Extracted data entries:

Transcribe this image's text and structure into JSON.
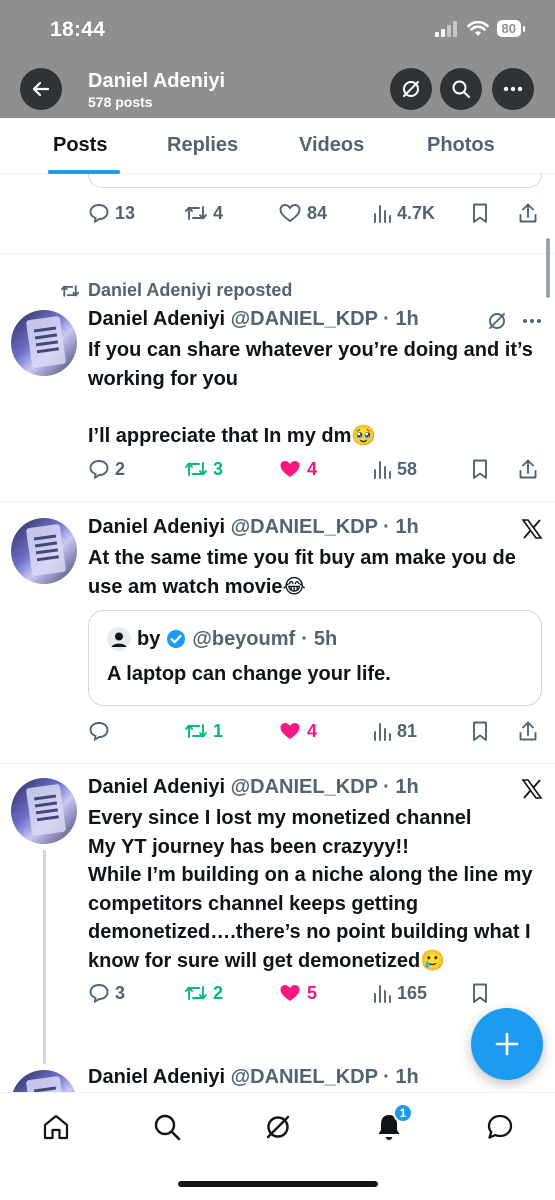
{
  "status": {
    "time": "18:44",
    "battery": "80"
  },
  "header": {
    "name": "Daniel Adeniyi",
    "posts_count": "578 posts"
  },
  "tabs": [
    {
      "label": "Posts",
      "active": true
    },
    {
      "label": "Replies"
    },
    {
      "label": "Videos"
    },
    {
      "label": "Photos"
    }
  ],
  "posts": [
    {
      "stats": {
        "replies": "13",
        "reposts": "4",
        "likes": "84",
        "views": "4.7K"
      }
    },
    {
      "repost_label": "Daniel Adeniyi reposted",
      "author": "Daniel Adeniyi",
      "handle": "@DANIEL_KDP",
      "time": "1h",
      "text": "If you can share whatever you’re doing and it’s working for you\n\nI’ll appreciate that In my dm🥹",
      "stats": {
        "replies": "2",
        "reposts": "3",
        "likes": "4",
        "views": "58"
      }
    },
    {
      "author": "Daniel Adeniyi",
      "handle": "@DANIEL_KDP",
      "time": "1h",
      "text": "At the same time you fit buy am make you de use am watch movie😂",
      "quote": {
        "name": "by",
        "handle": "@beyoumf",
        "time": "5h",
        "text": "A laptop can change your life."
      },
      "stats": {
        "replies": "",
        "reposts": "1",
        "likes": "4",
        "views": "81"
      }
    },
    {
      "author": "Daniel Adeniyi",
      "handle": "@DANIEL_KDP",
      "time": "1h",
      "text": "Every since I lost my monetized channel\nMy YT journey has been crazyyy!!\nWhile I’m building on a niche along the line my competitors channel keeps getting demonetized….there’s no point building what I know for sure will get demonetized🥲",
      "stats": {
        "replies": "3",
        "reposts": "2",
        "likes": "5",
        "views": "165"
      }
    },
    {
      "author": "Daniel Adeniyi",
      "handle": "@DANIEL_KDP",
      "time": "1h"
    }
  ],
  "nav": {
    "notifications_badge": "1"
  },
  "colors": {
    "accent": "#1d9bf0",
    "repost": "#00ba7c",
    "like": "#f91880",
    "muted": "#536471"
  }
}
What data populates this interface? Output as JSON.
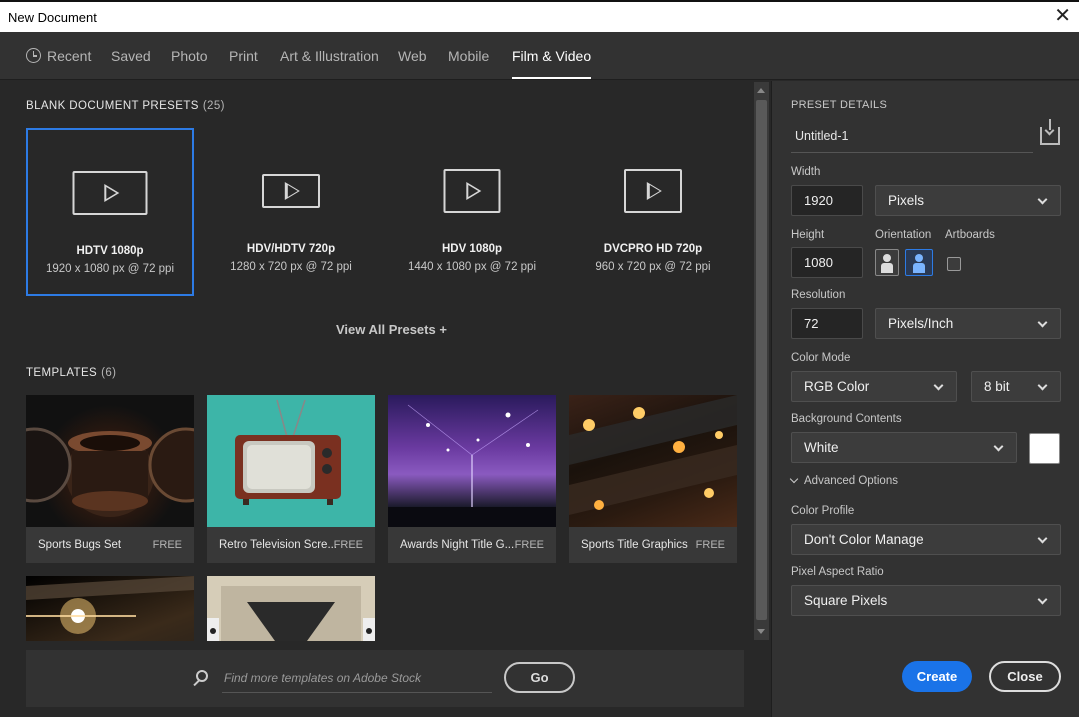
{
  "window": {
    "title": "New Document"
  },
  "tabs": [
    {
      "label": "Recent",
      "icon": "clock-icon"
    },
    {
      "label": "Saved"
    },
    {
      "label": "Photo"
    },
    {
      "label": "Print"
    },
    {
      "label": "Art & Illustration"
    },
    {
      "label": "Web"
    },
    {
      "label": "Mobile"
    },
    {
      "label": "Film & Video",
      "active": true
    }
  ],
  "presets_section": {
    "title": "BLANK DOCUMENT PRESETS",
    "count": "(25)"
  },
  "presets": [
    {
      "name": "HDTV 1080p",
      "dims": "1920 x 1080 px @ 72 ppi",
      "selected": true
    },
    {
      "name": "HDV/HDTV 720p",
      "dims": "1280 x 720 px @ 72 ppi"
    },
    {
      "name": "HDV 1080p",
      "dims": "1440 x 1080 px @ 72 ppi"
    },
    {
      "name": "DVCPRO HD 720p",
      "dims": "960 x 720 px @ 72 ppi"
    }
  ],
  "view_all": "View All Presets +",
  "templates_section": {
    "title": "TEMPLATES",
    "count": "(6)"
  },
  "templates": [
    {
      "name": "Sports Bugs Set",
      "price": "FREE"
    },
    {
      "name": "Retro Television Scre...",
      "price": "FREE"
    },
    {
      "name": "Awards Night Title G...",
      "price": "FREE"
    },
    {
      "name": "Sports Title Graphics",
      "price": "FREE"
    }
  ],
  "stock": {
    "placeholder": "Find more templates on Adobe Stock",
    "go_label": "Go"
  },
  "details": {
    "header": "PRESET DETAILS",
    "doc_name": "Untitled-1",
    "width_label": "Width",
    "width_value": "1920",
    "width_unit": "Pixels",
    "height_label": "Height",
    "height_value": "1080",
    "orientation_label": "Orientation",
    "artboards_label": "Artboards",
    "resolution_label": "Resolution",
    "resolution_value": "72",
    "resolution_unit": "Pixels/Inch",
    "color_mode_label": "Color Mode",
    "color_mode": "RGB Color",
    "bit_depth": "8 bit",
    "background_label": "Background Contents",
    "background": "White",
    "background_color": "#ffffff",
    "advanced_label": "Advanced Options",
    "color_profile_label": "Color Profile",
    "color_profile": "Don't Color Manage",
    "pixel_aspect_label": "Pixel Aspect Ratio",
    "pixel_aspect": "Square Pixels"
  },
  "actions": {
    "create": "Create",
    "close": "Close"
  },
  "colors": {
    "accent": "#1a73e8",
    "selection": "#2d7be5"
  }
}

Task description.
Return the entries unchanged, save for the pictures, which do not belong in the copy.

Exercise result.
Transcribe this image's text and structure into JSON.
{
  "status": {
    "time": "18:44",
    "battery": "80"
  },
  "header": {
    "name": "Daniel Adeniyi",
    "posts_count": "578 posts"
  },
  "tabs": [
    {
      "label": "Posts",
      "active": true
    },
    {
      "label": "Replies"
    },
    {
      "label": "Videos"
    },
    {
      "label": "Photos"
    }
  ],
  "posts": [
    {
      "stats": {
        "replies": "13",
        "reposts": "4",
        "likes": "84",
        "views": "4.7K"
      }
    },
    {
      "repost_label": "Daniel Adeniyi reposted",
      "author": "Daniel Adeniyi",
      "handle": "@DANIEL_KDP",
      "time": "1h",
      "text": "If you can share whatever you’re doing and it’s working for you\n\nI’ll appreciate that In my dm🥹",
      "stats": {
        "replies": "2",
        "reposts": "3",
        "likes": "4",
        "views": "58"
      }
    },
    {
      "author": "Daniel Adeniyi",
      "handle": "@DANIEL_KDP",
      "time": "1h",
      "text": "At the same time you fit buy am make you de use am watch movie😂",
      "quote": {
        "name": "by",
        "handle": "@beyoumf",
        "time": "5h",
        "text": "A laptop can change your life."
      },
      "stats": {
        "replies": "",
        "reposts": "1",
        "likes": "4",
        "views": "81"
      }
    },
    {
      "author": "Daniel Adeniyi",
      "handle": "@DANIEL_KDP",
      "time": "1h",
      "text": "Every since I lost my monetized channel\nMy YT journey has been crazyyy!!\nWhile I’m building on a niche along the line my competitors channel keeps getting demonetized….there’s no point building what I know for sure will get demonetized🥲",
      "stats": {
        "replies": "3",
        "reposts": "2",
        "likes": "5",
        "views": "165"
      }
    },
    {
      "author": "Daniel Adeniyi",
      "handle": "@DANIEL_KDP",
      "time": "1h"
    }
  ],
  "nav": {
    "notifications_badge": "1"
  },
  "colors": {
    "accent": "#1d9bf0",
    "repost": "#00ba7c",
    "like": "#f91880",
    "muted": "#536471"
  }
}
What data populates this interface? Output as JSON.
{
  "window": {
    "title": "New Document"
  },
  "tabs": [
    {
      "label": "Recent",
      "icon": "clock-icon"
    },
    {
      "label": "Saved"
    },
    {
      "label": "Photo"
    },
    {
      "label": "Print"
    },
    {
      "label": "Art & Illustration"
    },
    {
      "label": "Web"
    },
    {
      "label": "Mobile"
    },
    {
      "label": "Film & Video",
      "active": true
    }
  ],
  "presets_section": {
    "title": "BLANK DOCUMENT PRESETS",
    "count": "(25)"
  },
  "presets": [
    {
      "name": "HDTV 1080p",
      "dims": "1920 x 1080 px @ 72 ppi",
      "selected": true
    },
    {
      "name": "HDV/HDTV 720p",
      "dims": "1280 x 720 px @ 72 ppi"
    },
    {
      "name": "HDV 1080p",
      "dims": "1440 x 1080 px @ 72 ppi"
    },
    {
      "name": "DVCPRO HD 720p",
      "dims": "960 x 720 px @ 72 ppi"
    }
  ],
  "view_all": "View All Presets +",
  "templates_section": {
    "title": "TEMPLATES",
    "count": "(6)"
  },
  "templates": [
    {
      "name": "Sports Bugs Set",
      "price": "FREE"
    },
    {
      "name": "Retro Television Scre...",
      "price": "FREE"
    },
    {
      "name": "Awards Night Title G...",
      "price": "FREE"
    },
    {
      "name": "Sports Title Graphics",
      "price": "FREE"
    }
  ],
  "stock": {
    "placeholder": "Find more templates on Adobe Stock",
    "go_label": "Go"
  },
  "details": {
    "header": "PRESET DETAILS",
    "doc_name": "Untitled-1",
    "width_label": "Width",
    "width_value": "1920",
    "width_unit": "Pixels",
    "height_label": "Height",
    "height_value": "1080",
    "orientation_label": "Orientation",
    "artboards_label": "Artboards",
    "resolution_label": "Resolution",
    "resolution_value": "72",
    "resolution_unit": "Pixels/Inch",
    "color_mode_label": "Color Mode",
    "color_mode": "RGB Color",
    "bit_depth": "8 bit",
    "background_label": "Background Contents",
    "background": "White",
    "background_color": "#ffffff",
    "advanced_label": "Advanced Options",
    "color_profile_label": "Color Profile",
    "color_profile": "Don't Color Manage",
    "pixel_aspect_label": "Pixel Aspect Ratio",
    "pixel_aspect": "Square Pixels"
  },
  "actions": {
    "create": "Create",
    "close": "Close"
  },
  "colors": {
    "accent": "#1a73e8",
    "selection": "#2d7be5"
  }
}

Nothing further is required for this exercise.